TO DO: Look through the data below and work out how many lines contain the string "SIGNALS". Give the number alone.

Figure dataset records:
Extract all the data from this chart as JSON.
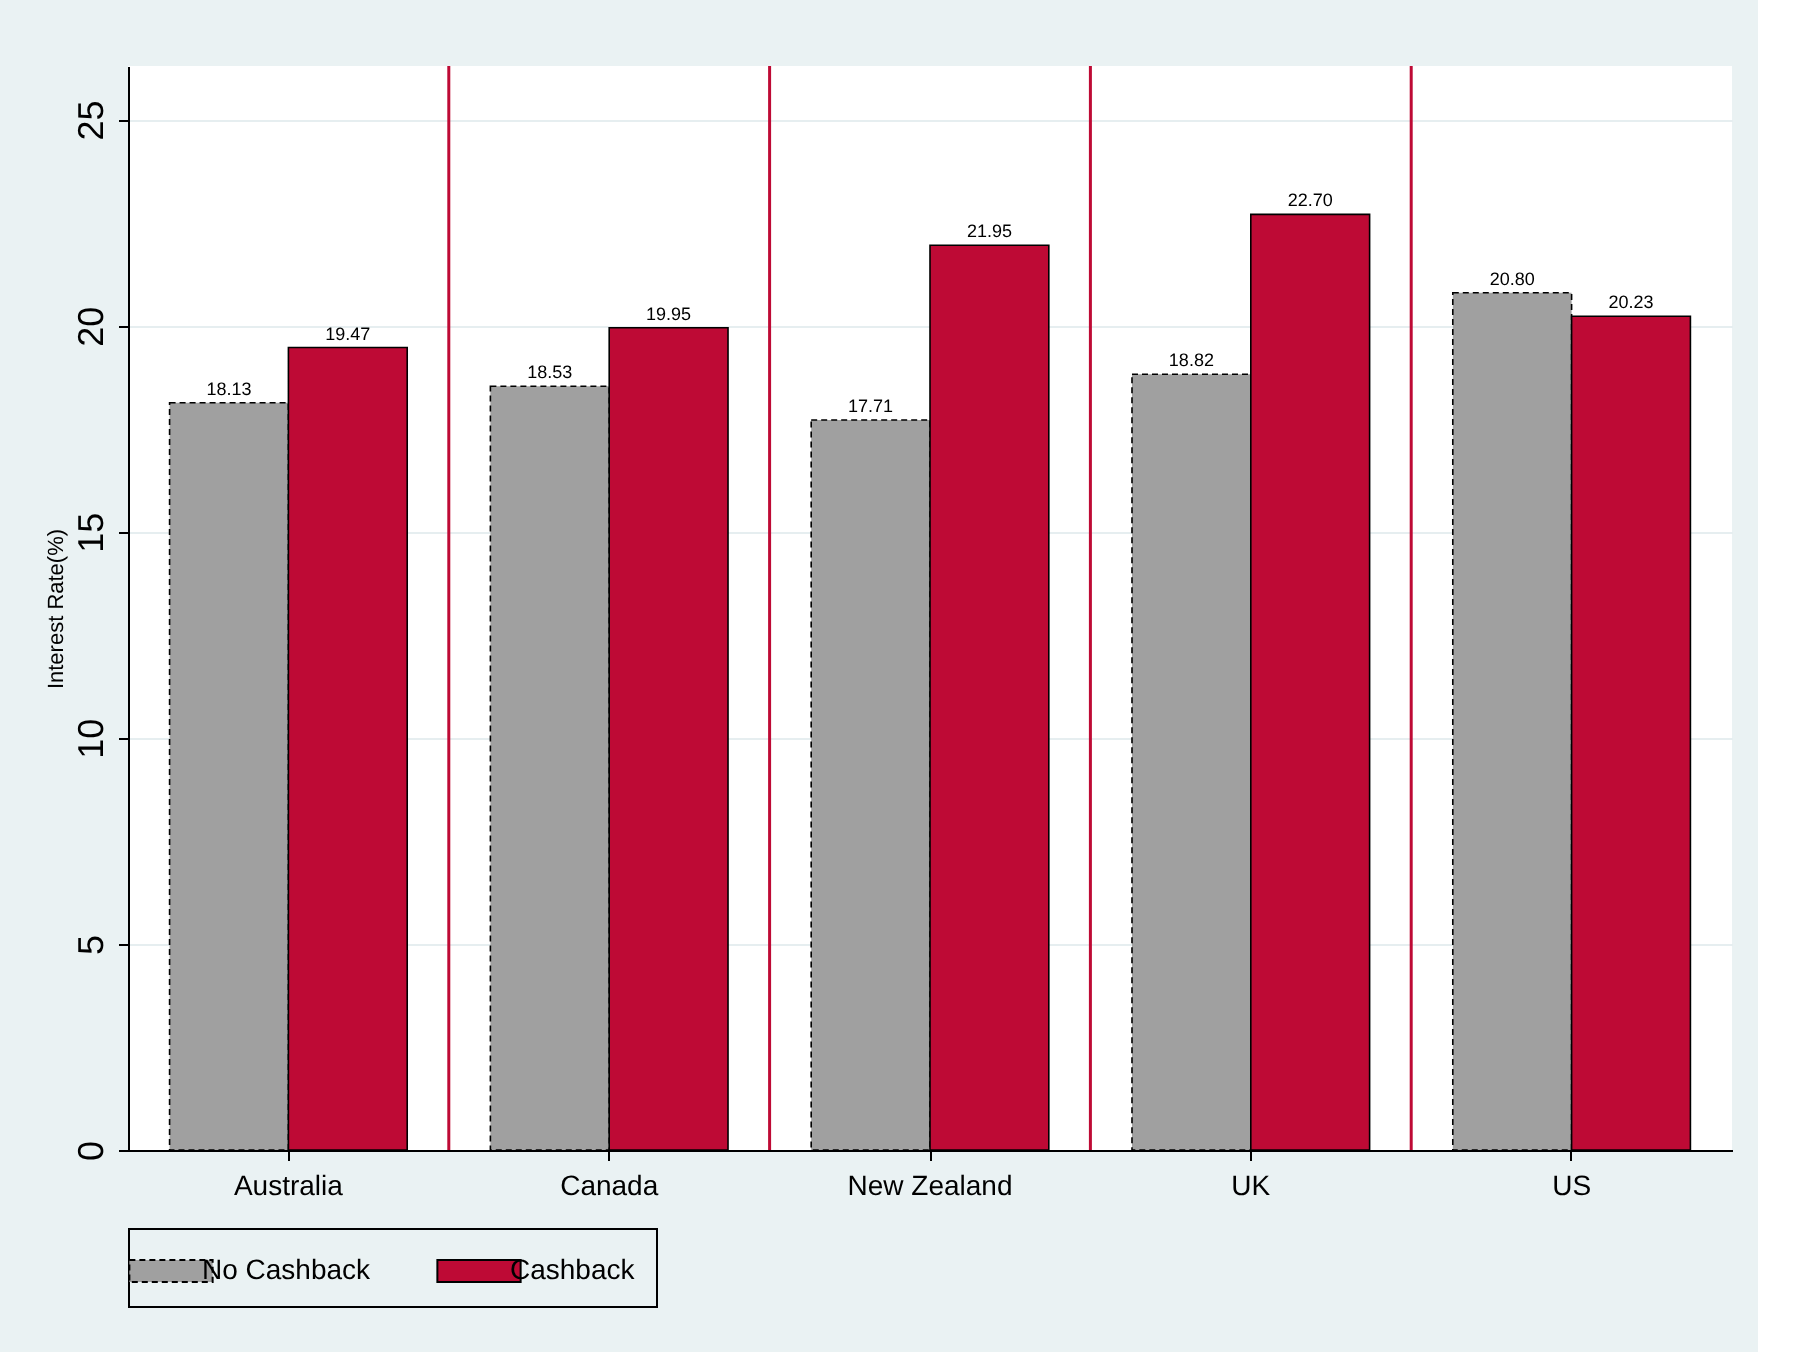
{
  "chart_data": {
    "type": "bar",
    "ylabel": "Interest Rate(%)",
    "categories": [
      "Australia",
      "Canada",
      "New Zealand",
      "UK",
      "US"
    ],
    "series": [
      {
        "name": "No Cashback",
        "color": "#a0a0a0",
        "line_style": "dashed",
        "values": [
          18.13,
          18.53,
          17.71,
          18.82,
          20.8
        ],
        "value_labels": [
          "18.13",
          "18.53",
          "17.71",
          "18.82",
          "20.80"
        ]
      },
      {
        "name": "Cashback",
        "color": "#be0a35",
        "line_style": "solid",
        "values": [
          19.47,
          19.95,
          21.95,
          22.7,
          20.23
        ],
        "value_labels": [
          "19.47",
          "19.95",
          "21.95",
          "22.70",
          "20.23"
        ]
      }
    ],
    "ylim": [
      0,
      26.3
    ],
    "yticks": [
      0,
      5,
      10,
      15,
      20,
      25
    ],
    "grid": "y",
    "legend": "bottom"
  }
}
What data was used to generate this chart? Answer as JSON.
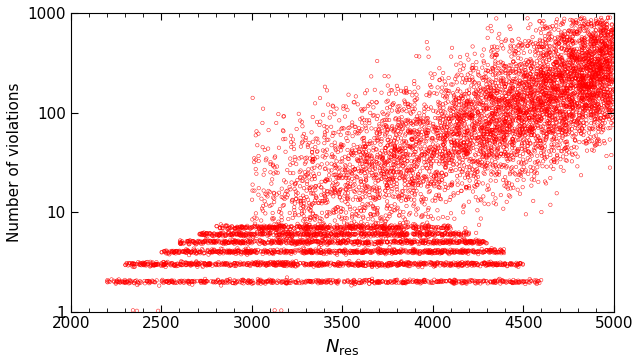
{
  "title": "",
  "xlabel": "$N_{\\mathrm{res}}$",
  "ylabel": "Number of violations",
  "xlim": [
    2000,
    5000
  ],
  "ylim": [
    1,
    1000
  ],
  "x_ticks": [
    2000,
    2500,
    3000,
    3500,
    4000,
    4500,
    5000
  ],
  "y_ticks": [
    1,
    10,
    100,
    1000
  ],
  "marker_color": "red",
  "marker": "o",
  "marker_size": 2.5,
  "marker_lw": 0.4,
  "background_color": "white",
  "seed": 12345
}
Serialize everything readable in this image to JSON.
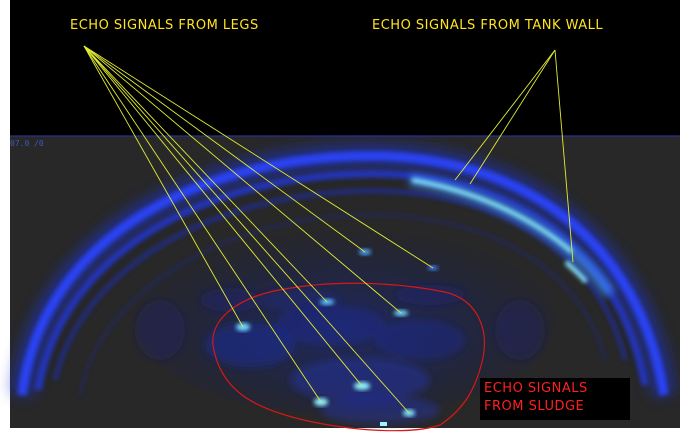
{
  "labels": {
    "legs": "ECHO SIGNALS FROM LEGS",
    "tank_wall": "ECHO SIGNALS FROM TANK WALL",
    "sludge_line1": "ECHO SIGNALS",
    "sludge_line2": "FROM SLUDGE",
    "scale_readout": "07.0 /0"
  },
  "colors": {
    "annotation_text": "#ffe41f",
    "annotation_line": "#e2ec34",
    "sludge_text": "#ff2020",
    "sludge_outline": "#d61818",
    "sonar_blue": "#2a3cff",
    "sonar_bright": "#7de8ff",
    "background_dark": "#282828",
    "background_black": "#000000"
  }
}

RESULT OF THE TASK: 3